§ **Work to complete**
Every line of the data that contains the string "Puigcerdà" must be copied.

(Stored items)
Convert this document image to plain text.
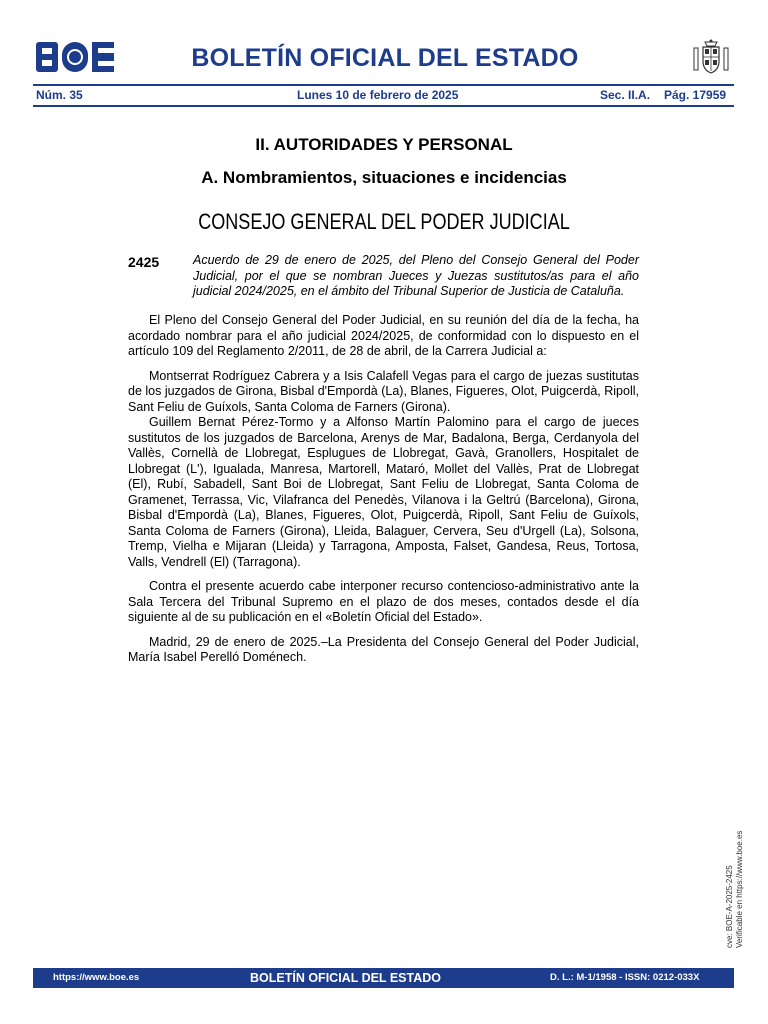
BOLETÍN OFICIAL DEL ESTADO
Núm. 35	Lunes 10 de febrero de 2025	Sec. II.A. Pág. 17959
II. AUTORIDADES Y PERSONAL
A. Nombramientos, situaciones e incidencias
CONSEJO GENERAL DEL PODER JUDICIAL
2425	Acuerdo de 29 de enero de 2025, del Pleno del Consejo General del Poder Judicial, por el que se nombran Jueces y Juezas sustitutos/as para el año judicial 2024/2025, en el ámbito del Tribunal Superior de Justicia de Cataluña.

El Pleno del Consejo General del Poder Judicial, en su reunión del día de la fecha, ha acordado nombrar para el año judicial 2024/2025, de conformidad con lo dispuesto en el artículo 109 del Reglamento 2/2011, de 28 de abril, de la Carrera Judicial a:

Montserrat Rodríguez Cabrera y a Isis Calafell Vegas para el cargo de juezas sustitutas de los juzgados de Girona, Bisbal d'Empordà (La), Blanes, Figueres, Olot, Puigcerdà, Ripoll, Sant Feliu de Guíxols, Santa Coloma de Farners (Girona).

Guillem Bernat Pérez-Tormo y a Alfonso Martín Palomino para el cargo de jueces sustitutos de los juzgados de Barcelona, Arenys de Mar, Badalona, Berga, Cerdanyola del Vallès, Cornellà de Llobregat, Esplugues de Llobregat, Gavà, Granollers, Hospitalet de Llobregat (L'), Igualada, Manresa, Martorell, Mataró, Mollet del Vallès, Prat de Llobregat (El), Rubí, Sabadell, Sant Boi de Llobregat, Sant Feliu de Llobregat, Santa Coloma de Gramenet, Terrassa, Vic, Vilafranca del Penedès, Vilanova i la Geltrú (Barcelona), Girona, Bisbal d'Empordà (La), Blanes, Figueres, Olot, Puigcerdà, Ripoll, Sant Feliu de Guíxols, Santa Coloma de Farners (Girona), Lleida, Balaguer, Cervera, Seu d'Urgell (La), Solsona, Tremp, Vielha e Mijaran (Lleida) y Tarragona, Amposta, Falset, Gandesa, Reus, Tortosa, Valls, Vendrell (El) (Tarragona).

Contra el presente acuerdo cabe interponer recurso contencioso-administrativo ante la Sala Tercera del Tribunal Supremo en el plazo de dos meses, contados desde el día siguiente al de su publicación en el «Boletín Oficial del Estado».

Madrid, 29 de enero de 2025.–La Presidenta del Consejo General del Poder Judicial, María Isabel Perelló Doménech.

cve: BOE-A-2025-2425 Verificable en https://www.boe.es
https://www.boe.es	BOLETÍN OFICIAL DEL ESTADO	D. L.: M-1/1958 - ISSN: 0212-033X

§ **Expected output**
Montserrat Rodríguez Cabrera y a Isis Calafell Vegas para el cargo de juezas sustitutas de los juzgados de Girona, Bisbal d'Empordà (La), Blanes, Figueres, Olot, Puigcerdà, Ripoll, Sant Feliu de Guíxols, Santa Coloma de Farners (Girona).
Guillem Bernat Pérez-Tormo y a Alfonso Martín Palomino para el cargo de jueces sustitutos de los juzgados de Barcelona, Arenys de Mar, Badalona, Berga, Cerdanyola del Vallès, Cornellà de Llobregat, Esplugues de Llobregat, Gavà, Granollers, Hospitalet de Llobregat (L'), Igualada, Manresa, Martorell, Mataró, Mollet del Vallès, Prat de Llobregat (El), Rubí, Sabadell, Sant Boi de Llobregat, Sant Feliu de Llobregat, Santa Coloma de Gramenet, Terrassa, Vic, Vilafranca del Penedès, Vilanova i la Geltrú (Barcelona), Girona, Bisbal d'Empordà (La), Blanes, Figueres, Olot, Puigcerdà, Ripoll, Sant Feliu de Guíxols, Santa Coloma de Farners (Girona), Lleida, Balaguer, Cervera, Seu d'Urgell (La), Solsona, Tremp, Vielha e Mijaran (Lleida) y Tarragona, Amposta, Falset, Gandesa, Reus, Tortosa, Valls, Vendrell (El) (Tarragona).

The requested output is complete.